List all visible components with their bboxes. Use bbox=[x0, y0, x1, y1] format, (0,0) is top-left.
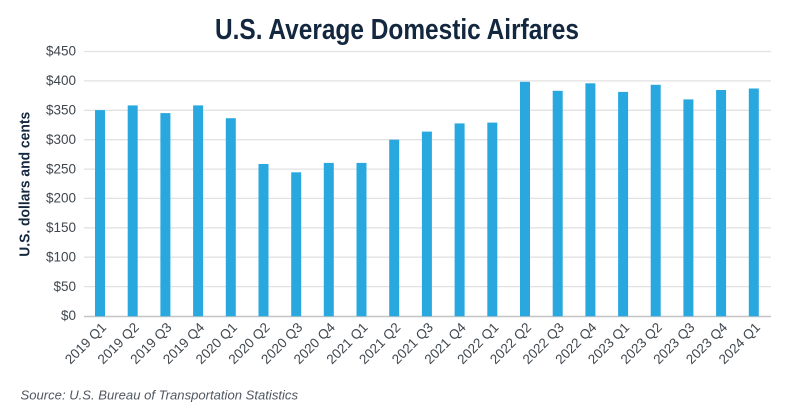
svg-text:U.S. Average Domestic Airfares: U.S. Average Domestic Airfares bbox=[215, 14, 579, 46]
svg-text:$450: $450 bbox=[46, 44, 76, 59]
svg-text:$50: $50 bbox=[53, 279, 76, 294]
svg-text:$0: $0 bbox=[61, 308, 76, 323]
svg-text:U.S. dollars and cents: U.S. dollars and cents bbox=[18, 112, 34, 257]
svg-text:$100: $100 bbox=[46, 249, 76, 264]
svg-text:$400: $400 bbox=[46, 73, 76, 88]
svg-text:$350: $350 bbox=[46, 103, 76, 118]
svg-text:$150: $150 bbox=[46, 220, 76, 235]
svg-text:$300: $300 bbox=[46, 132, 76, 147]
svg-text:Source: U.S. Bureau of Transpo: Source: U.S. Bureau of Transportation St… bbox=[21, 388, 299, 403]
svg-text:$250: $250 bbox=[46, 161, 76, 176]
svg-text:$200: $200 bbox=[46, 191, 76, 206]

# Direction:
Reproduce the lines from the one containing "svg-text:U.S. Average Domestic" through the end of the records, inclusive, changing each "Airfares" to "Fares" and leaving everything else as it is.

# Problem solution:
svg-text:U.S. Average Domestic Fares: U.S. Average Domestic Fares bbox=[215, 14, 579, 46]
svg-text:$450: $450 bbox=[46, 44, 76, 59]
svg-text:$50: $50 bbox=[53, 279, 76, 294]
svg-text:$0: $0 bbox=[61, 308, 76, 323]
svg-text:U.S. dollars and cents: U.S. dollars and cents bbox=[18, 112, 34, 257]
svg-text:$100: $100 bbox=[46, 249, 76, 264]
svg-text:$400: $400 bbox=[46, 73, 76, 88]
svg-text:$350: $350 bbox=[46, 103, 76, 118]
svg-text:$150: $150 bbox=[46, 220, 76, 235]
svg-text:$300: $300 bbox=[46, 132, 76, 147]
svg-text:Source: U.S. Bureau of Transpo: Source: U.S. Bureau of Transportation St… bbox=[21, 388, 299, 403]
svg-text:$250: $250 bbox=[46, 161, 76, 176]
svg-text:$200: $200 bbox=[46, 191, 76, 206]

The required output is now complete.